Try it:
Go through the records and copy each line where the word "Sauerstoffmangel" occurs.

Recorded data:
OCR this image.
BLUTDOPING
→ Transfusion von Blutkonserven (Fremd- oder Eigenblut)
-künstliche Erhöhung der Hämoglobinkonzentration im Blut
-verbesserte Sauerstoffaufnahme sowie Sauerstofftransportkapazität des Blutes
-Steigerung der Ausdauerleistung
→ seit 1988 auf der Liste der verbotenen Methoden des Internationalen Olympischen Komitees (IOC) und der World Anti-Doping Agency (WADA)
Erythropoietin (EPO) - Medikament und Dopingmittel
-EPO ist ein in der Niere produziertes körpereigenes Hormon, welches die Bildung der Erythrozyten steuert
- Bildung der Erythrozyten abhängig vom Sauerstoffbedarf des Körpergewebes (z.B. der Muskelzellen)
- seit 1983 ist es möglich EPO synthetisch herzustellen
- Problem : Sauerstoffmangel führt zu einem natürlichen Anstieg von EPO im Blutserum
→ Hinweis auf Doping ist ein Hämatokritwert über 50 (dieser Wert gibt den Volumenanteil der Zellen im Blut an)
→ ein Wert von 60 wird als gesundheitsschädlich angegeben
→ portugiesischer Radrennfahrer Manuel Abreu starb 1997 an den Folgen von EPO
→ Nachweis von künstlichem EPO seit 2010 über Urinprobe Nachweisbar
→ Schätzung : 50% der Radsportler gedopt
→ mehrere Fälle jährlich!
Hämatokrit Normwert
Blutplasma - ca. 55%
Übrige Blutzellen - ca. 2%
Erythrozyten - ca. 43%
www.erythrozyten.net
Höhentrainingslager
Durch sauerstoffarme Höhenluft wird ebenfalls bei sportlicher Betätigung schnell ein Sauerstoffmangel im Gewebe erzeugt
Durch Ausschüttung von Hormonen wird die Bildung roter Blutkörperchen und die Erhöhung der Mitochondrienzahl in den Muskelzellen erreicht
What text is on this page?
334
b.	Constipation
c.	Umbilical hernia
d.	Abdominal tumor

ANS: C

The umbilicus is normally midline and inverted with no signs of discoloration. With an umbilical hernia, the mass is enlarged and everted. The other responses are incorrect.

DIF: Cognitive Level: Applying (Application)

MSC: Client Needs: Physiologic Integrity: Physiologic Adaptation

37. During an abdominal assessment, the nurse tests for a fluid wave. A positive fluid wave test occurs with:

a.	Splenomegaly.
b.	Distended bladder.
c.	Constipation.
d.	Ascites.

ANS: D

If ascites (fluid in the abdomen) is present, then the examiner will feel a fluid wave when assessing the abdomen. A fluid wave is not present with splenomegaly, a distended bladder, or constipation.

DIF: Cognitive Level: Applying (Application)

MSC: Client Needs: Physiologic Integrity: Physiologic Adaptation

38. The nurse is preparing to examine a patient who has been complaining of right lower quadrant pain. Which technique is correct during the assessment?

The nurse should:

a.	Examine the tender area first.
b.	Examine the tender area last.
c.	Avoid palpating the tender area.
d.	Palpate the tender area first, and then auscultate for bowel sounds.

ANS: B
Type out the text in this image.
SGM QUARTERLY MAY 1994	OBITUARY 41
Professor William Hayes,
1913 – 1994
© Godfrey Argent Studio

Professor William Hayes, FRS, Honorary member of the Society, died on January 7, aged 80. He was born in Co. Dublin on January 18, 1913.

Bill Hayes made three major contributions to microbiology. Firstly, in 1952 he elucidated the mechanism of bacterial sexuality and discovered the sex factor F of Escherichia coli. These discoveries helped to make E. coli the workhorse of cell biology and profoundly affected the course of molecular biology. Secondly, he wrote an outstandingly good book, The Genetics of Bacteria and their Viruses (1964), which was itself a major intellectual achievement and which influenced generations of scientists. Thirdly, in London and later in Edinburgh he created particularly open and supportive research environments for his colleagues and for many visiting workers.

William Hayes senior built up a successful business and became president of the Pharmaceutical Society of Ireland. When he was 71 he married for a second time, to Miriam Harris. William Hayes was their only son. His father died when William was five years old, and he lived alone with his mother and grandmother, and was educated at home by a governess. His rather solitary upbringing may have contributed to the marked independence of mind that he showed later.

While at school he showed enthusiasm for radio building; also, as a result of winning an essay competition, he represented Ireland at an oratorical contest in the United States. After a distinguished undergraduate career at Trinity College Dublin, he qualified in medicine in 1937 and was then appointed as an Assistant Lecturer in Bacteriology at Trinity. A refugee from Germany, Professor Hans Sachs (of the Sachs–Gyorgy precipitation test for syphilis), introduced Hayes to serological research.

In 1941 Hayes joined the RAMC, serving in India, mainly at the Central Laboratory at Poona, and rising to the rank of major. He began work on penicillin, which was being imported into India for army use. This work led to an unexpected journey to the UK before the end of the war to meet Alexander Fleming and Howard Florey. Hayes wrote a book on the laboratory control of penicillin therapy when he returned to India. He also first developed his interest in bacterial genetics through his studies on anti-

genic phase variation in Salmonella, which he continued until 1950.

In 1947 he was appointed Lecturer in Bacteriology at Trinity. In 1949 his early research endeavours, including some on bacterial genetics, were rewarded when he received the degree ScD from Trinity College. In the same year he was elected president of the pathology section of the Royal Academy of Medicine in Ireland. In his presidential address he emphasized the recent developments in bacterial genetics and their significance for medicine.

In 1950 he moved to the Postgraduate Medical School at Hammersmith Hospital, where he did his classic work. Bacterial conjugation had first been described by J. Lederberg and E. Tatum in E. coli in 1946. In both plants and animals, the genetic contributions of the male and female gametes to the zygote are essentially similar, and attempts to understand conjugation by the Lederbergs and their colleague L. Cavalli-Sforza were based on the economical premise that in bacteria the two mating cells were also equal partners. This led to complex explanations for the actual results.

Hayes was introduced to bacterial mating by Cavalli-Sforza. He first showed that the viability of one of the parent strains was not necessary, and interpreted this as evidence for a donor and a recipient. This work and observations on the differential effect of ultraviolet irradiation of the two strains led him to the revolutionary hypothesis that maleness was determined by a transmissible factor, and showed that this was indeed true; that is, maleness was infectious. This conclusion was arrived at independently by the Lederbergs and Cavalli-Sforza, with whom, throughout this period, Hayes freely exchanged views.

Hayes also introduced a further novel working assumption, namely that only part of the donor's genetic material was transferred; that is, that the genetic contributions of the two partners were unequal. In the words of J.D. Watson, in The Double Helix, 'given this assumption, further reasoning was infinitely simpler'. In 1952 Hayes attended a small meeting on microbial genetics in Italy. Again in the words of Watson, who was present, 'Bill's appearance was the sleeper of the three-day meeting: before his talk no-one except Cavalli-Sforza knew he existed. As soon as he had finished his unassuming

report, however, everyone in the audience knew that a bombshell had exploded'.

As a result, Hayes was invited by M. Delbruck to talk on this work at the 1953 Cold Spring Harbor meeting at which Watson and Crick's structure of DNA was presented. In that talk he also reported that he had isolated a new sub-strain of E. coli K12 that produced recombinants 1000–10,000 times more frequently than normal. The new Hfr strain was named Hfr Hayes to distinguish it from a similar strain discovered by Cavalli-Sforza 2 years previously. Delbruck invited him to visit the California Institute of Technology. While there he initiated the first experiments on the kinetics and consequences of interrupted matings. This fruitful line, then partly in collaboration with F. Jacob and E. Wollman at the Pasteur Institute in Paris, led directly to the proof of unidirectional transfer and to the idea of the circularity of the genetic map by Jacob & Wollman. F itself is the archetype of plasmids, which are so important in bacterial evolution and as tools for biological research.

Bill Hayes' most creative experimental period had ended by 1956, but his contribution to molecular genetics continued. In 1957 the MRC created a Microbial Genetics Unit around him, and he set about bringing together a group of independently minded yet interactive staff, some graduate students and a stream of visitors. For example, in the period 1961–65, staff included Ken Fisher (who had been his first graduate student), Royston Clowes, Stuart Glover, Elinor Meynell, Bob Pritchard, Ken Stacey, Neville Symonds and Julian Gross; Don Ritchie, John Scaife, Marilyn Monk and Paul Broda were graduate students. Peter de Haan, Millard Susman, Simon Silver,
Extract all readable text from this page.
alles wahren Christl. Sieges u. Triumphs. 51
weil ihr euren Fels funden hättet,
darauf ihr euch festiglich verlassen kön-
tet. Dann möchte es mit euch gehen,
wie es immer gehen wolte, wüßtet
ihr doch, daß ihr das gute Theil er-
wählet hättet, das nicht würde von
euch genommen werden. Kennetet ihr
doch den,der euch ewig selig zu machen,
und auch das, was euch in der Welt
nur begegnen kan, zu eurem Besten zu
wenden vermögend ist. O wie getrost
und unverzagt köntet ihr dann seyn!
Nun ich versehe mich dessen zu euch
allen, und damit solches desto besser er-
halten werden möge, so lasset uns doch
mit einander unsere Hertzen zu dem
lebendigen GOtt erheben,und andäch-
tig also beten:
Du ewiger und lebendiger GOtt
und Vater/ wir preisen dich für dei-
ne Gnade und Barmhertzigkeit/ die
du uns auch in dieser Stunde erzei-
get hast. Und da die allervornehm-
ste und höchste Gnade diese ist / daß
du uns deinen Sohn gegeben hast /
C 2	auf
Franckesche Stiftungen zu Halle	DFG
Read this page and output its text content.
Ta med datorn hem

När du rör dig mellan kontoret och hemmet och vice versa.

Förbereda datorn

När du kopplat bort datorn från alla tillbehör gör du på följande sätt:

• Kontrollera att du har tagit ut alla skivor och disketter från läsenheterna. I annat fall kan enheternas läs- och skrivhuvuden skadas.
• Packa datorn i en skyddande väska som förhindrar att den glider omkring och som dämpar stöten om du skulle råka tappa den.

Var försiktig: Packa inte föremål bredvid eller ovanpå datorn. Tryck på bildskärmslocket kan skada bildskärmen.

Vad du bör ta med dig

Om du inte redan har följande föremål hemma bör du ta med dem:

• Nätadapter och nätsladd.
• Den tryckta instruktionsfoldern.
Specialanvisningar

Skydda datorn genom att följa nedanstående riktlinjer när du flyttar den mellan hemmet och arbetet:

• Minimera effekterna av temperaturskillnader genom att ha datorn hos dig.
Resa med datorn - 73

Task answer:
- Problem : Sauerstoffmangel führt zu einem natürlichen Anstieg von EPO im Blutserum
Durch sauerstoffarme Höhenluft wird ebenfalls bei sportlicher Betätigung schnell ein Sauerstoffmangel im Gewebe erzeugt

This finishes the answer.